Exercise requirements: Report how many lines of the following entries include the string "piso"; respond with the number alone.

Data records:
···

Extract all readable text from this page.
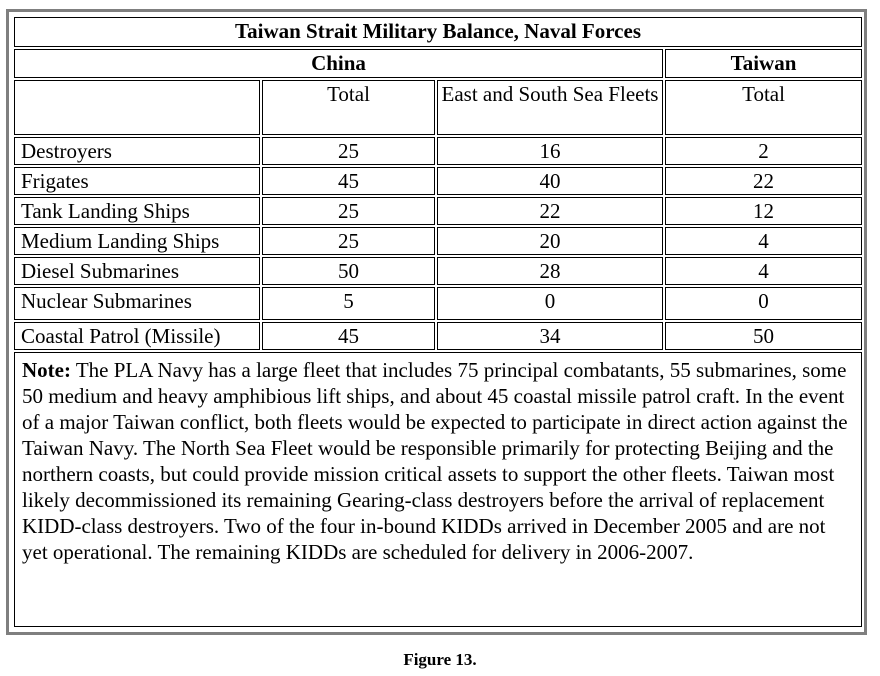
Taiwan Strait Military Balance, Naval Forces			
China			Taiwan
	Total	East and South Sea Fleets	Total
Destroyers	25	16	2
Frigates	45	40	22
Tank Landing Ships	25	22	12
Medium Landing Ships	25	20	4
Diesel Submarines	50	28	4
Nuclear Submarines	5	0	0
Coastal Patrol (Missile)	45	34	50
Note: The PLA Navy has a large fleet that includes 75 principal combatants, 55 submarines, some 50 medium and heavy amphibious lift ships, and about 45 coastal missile patrol craft. In the event of a major Taiwan conflict, both fleets would be expected to participate in direct action against the Taiwan Navy. The North Sea Fleet would be responsible primarily for protecting Beijing and the northern coasts, but could provide mission critical assets to support the other fleets. Taiwan most likely decommissioned its remaining Gearing-class destroyers before the arrival of replacement KIDD-class destroyers. Two of the four in-bound KIDDs arrived in December 2005 and are not yet operational. The remaining KIDDs are scheduled for delivery in 2006-2007.			
Figure 13.
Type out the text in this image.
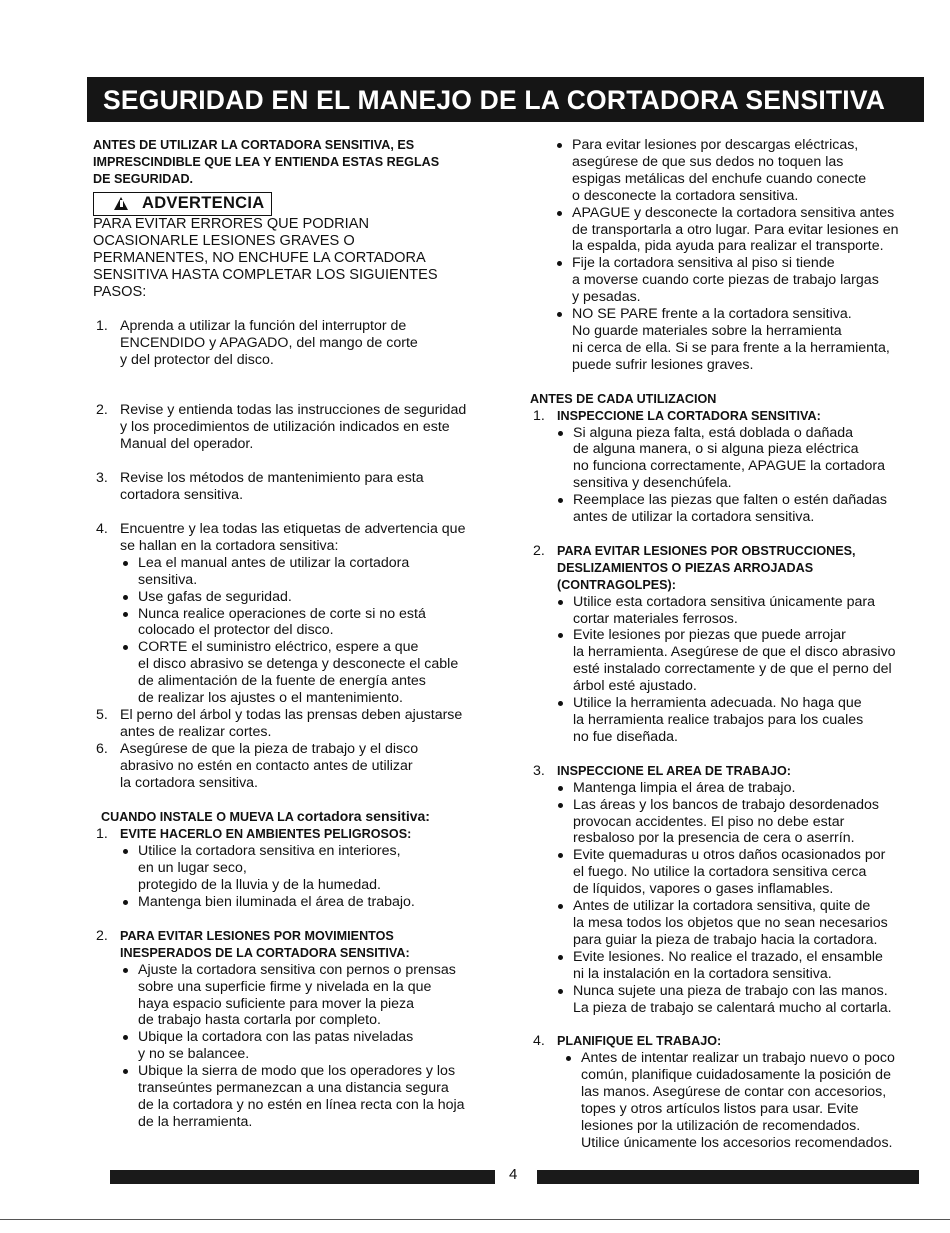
SEGURIDAD EN EL MANEJO DE LA CORTADORA SENSITIVA
ANTES DE UTILIZAR LA CORTADORA SENSITIVA, ES
IMPRESCINDIBLE QUE LEA Y ENTIENDA ESTAS REGLAS
DE SEGURIDAD.
ADVERTENCIA
PARA EVITAR ERRORES QUE PODRIAN
OCASIONARLE LESIONES GRAVES O
PERMANENTES, NO ENCHUFE LA CORTADORA
SENSITIVA HASTA COMPLETAR LOS SIGUIENTES
PASOS:
1. Aprenda a utilizar la función del interruptor de
ENCENDIDO y APAGADO, del mango de corte
y del protector del disco.
2. Revise y entienda todas las instrucciones de seguridad
y los procedimientos de utilización indicados en este
Manual del operador.
3. Revise los métodos de mantenimiento para esta
cortadora sensitiva.
4. Encuentre y lea todas las etiquetas de advertencia que
se hallan en la cortadora sensitiva:
Lea el manual antes de utilizar la cortadora
sensitiva.
Use gafas de seguridad.
Nunca realice operaciones de corte si no está
colocado el protector del disco.
CORTE el suministro eléctrico, espere a que
el disco abrasivo se detenga y desconecte el cable
de alimentación de la fuente de energía antes
de realizar los ajustes o el mantenimiento.
5. El perno del árbol y todas las prensas deben ajustarse
antes de realizar cortes.
6. Asegúrese de que la pieza de trabajo y el disco
abrasivo no estén en contacto antes de utilizar
la cortadora sensitiva.
CUANDO INSTALE O MUEVA LA cortadora sensitiva:
1. EVITE HACERLO EN AMBIENTES PELIGROSOS:
Utilice la cortadora sensitiva en interiores,
en un lugar seco,
protegido de la lluvia y de la humedad.
Mantenga bien iluminada el área de trabajo.
2. PARA EVITAR LESIONES POR MOVIMIENTOS
INESPERADOS DE LA CORTADORA SENSITIVA:
Ajuste la cortadora sensitiva con pernos o prensas
sobre una superficie firme y nivelada en la que
haya espacio suficiente para mover la pieza
de trabajo hasta cortarla por completo.
Ubique la cortadora con las patas niveladas
y no se balancee.
Ubique la sierra de modo que los operadores y los
transeúntes permanezcan a una distancia segura
de la cortadora y no estén en línea recta con la hoja
de la herramienta.
Para evitar lesiones por descargas eléctricas,
asegúrese de que sus dedos no toquen las
espigas metálicas del enchufe cuando conecte
o desconecte la cortadora sensitiva.
APAGUE y desconecte la cortadora sensitiva antes
de transportarla a otro lugar. Para evitar lesiones en
la espalda, pida ayuda para realizar el transporte.
Fije la cortadora sensitiva al piso si tiende
a moverse cuando corte piezas de trabajo largas
y pesadas.
NO SE PARE frente a la cortadora sensitiva.
No guarde materiales sobre la herramienta
ni cerca de ella. Si se para frente a la herramienta,
puede sufrir lesiones graves.
ANTES DE CADA UTILIZACION
1. INSPECCIONE LA CORTADORA SENSITIVA:
Si alguna pieza falta, está doblada o dañada
de alguna manera, o si alguna pieza eléctrica
no funciona correctamente, APAGUE la cortadora
sensitiva y desenchúfela.
Reemplace las piezas que falten o estén dañadas
antes de utilizar la cortadora sensitiva.
2. PARA EVITAR LESIONES POR OBSTRUCCIONES,
DESLIZAMIENTOS O PIEZAS ARROJADAS
(CONTRAGOLPES):
Utilice esta cortadora sensitiva únicamente para
cortar materiales ferrosos.
Evite lesiones por piezas que puede arrojar
la herramienta. Asegúrese de que el disco abrasivo
esté instalado correctamente y de que el perno del
árbol esté ajustado.
Utilice la herramienta adecuada. No haga que
la herramienta realice trabajos para los cuales
no fue diseñada.
3. INSPECCIONE EL AREA DE TRABAJO:
Mantenga limpia el área de trabajo.
Las áreas y los bancos de trabajo desordenados
provocan accidentes. El piso no debe estar
resbaloso por la presencia de cera o aserrín.
Evite quemaduras u otros daños ocasionados por
el fuego. No utilice la cortadora sensitiva cerca
de líquidos, vapores o gases inflamables.
Antes de utilizar la cortadora sensitiva, quite de
la mesa todos los objetos que no sean necesarios
para guiar la pieza de trabajo hacia la cortadora.
Evite lesiones. No realice el trazado, el ensamble
ni la instalación en la cortadora sensitiva.
Nunca sujete una pieza de trabajo con las manos.
La pieza de trabajo se calentará mucho al cortarla.
4. PLANIFIQUE EL TRABAJO:
Antes de intentar realizar un trabajo nuevo o poco
común, planifique cuidadosamente la posición de
las manos. Asegúrese de contar con accesorios,
topes y otros artículos listos para usar. Evite
lesiones por la utilización de recomendados.
Utilice únicamente los accesorios recomendados.
4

···

Answer to the task: 2